# What the exercise asks
Work out how many lines of the listing hold the string "information", then answer with that number and nothing else.

──────── Records shown

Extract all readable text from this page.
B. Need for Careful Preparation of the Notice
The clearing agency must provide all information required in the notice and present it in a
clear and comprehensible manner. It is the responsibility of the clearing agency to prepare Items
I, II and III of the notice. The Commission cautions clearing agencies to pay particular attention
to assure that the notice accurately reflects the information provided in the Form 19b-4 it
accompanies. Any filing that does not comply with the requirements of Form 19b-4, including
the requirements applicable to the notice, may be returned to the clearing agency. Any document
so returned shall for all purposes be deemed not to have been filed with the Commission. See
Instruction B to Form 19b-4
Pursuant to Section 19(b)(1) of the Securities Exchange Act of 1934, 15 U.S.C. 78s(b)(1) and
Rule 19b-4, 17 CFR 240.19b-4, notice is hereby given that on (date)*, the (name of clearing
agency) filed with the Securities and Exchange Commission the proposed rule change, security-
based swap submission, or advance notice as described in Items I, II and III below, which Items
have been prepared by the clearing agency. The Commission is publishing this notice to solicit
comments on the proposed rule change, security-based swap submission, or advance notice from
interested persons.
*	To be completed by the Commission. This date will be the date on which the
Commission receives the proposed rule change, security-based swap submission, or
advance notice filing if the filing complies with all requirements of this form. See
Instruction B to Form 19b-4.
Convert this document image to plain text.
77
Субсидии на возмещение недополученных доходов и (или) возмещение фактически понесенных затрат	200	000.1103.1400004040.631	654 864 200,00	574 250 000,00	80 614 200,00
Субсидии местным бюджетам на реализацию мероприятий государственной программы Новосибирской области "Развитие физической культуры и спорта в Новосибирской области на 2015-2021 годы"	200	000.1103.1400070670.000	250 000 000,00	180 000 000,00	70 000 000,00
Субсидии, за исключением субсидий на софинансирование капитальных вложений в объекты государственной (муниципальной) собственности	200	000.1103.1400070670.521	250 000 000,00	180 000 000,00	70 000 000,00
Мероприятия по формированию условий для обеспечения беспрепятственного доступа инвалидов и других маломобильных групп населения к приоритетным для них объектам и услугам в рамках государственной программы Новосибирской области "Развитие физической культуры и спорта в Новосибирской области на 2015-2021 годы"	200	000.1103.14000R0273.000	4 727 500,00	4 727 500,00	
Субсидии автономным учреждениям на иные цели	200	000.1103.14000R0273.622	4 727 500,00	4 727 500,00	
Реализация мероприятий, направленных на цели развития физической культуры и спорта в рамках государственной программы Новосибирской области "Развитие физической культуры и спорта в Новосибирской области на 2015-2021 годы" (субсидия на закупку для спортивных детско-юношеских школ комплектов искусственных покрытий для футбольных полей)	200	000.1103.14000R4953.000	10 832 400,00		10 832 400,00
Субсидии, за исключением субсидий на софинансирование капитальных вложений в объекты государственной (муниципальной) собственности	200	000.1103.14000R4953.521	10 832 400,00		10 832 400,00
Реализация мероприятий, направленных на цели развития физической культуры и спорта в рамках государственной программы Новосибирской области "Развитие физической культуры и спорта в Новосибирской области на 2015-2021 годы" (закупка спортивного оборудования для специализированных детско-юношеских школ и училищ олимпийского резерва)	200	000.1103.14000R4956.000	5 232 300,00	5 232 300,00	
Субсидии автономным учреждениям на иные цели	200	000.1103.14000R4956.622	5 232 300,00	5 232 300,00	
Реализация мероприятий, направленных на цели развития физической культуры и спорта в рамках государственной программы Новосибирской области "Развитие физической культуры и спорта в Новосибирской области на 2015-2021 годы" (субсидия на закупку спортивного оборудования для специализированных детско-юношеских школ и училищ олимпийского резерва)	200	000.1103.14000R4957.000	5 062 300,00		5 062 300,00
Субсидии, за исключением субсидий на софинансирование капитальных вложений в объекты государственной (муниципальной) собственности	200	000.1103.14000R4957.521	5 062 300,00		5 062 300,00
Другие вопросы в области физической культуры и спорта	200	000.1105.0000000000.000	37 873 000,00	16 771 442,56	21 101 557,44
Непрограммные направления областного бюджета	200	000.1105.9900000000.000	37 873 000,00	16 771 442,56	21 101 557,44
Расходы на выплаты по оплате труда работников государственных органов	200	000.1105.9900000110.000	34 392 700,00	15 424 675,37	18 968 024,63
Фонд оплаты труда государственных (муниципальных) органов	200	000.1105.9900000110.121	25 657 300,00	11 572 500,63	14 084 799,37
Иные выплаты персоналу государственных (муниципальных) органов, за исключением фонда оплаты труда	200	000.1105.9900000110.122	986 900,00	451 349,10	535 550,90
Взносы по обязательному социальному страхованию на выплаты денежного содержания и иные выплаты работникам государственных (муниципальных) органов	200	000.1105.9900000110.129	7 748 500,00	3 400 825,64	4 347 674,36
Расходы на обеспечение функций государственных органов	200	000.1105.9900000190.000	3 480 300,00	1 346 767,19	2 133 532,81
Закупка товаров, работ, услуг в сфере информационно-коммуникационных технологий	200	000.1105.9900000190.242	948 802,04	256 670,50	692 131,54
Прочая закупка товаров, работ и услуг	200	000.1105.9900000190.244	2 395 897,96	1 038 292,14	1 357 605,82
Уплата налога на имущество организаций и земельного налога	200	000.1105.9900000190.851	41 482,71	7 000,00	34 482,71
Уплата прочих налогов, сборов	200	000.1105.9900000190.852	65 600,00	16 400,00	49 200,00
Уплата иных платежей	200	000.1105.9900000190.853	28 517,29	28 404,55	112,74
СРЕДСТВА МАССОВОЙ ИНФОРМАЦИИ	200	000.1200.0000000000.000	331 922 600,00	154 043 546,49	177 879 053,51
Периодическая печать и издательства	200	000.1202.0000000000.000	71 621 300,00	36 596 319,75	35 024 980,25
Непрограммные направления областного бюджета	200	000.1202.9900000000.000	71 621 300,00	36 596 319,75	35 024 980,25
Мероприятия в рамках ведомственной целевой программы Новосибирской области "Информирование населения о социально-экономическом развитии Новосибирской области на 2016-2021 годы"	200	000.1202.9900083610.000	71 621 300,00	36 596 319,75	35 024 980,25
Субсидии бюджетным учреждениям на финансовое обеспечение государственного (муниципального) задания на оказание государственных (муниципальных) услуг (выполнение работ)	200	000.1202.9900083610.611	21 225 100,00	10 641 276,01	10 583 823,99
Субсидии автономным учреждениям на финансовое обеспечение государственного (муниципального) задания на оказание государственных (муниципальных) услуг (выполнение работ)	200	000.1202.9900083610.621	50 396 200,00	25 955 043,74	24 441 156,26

────────────────

# Task solution
2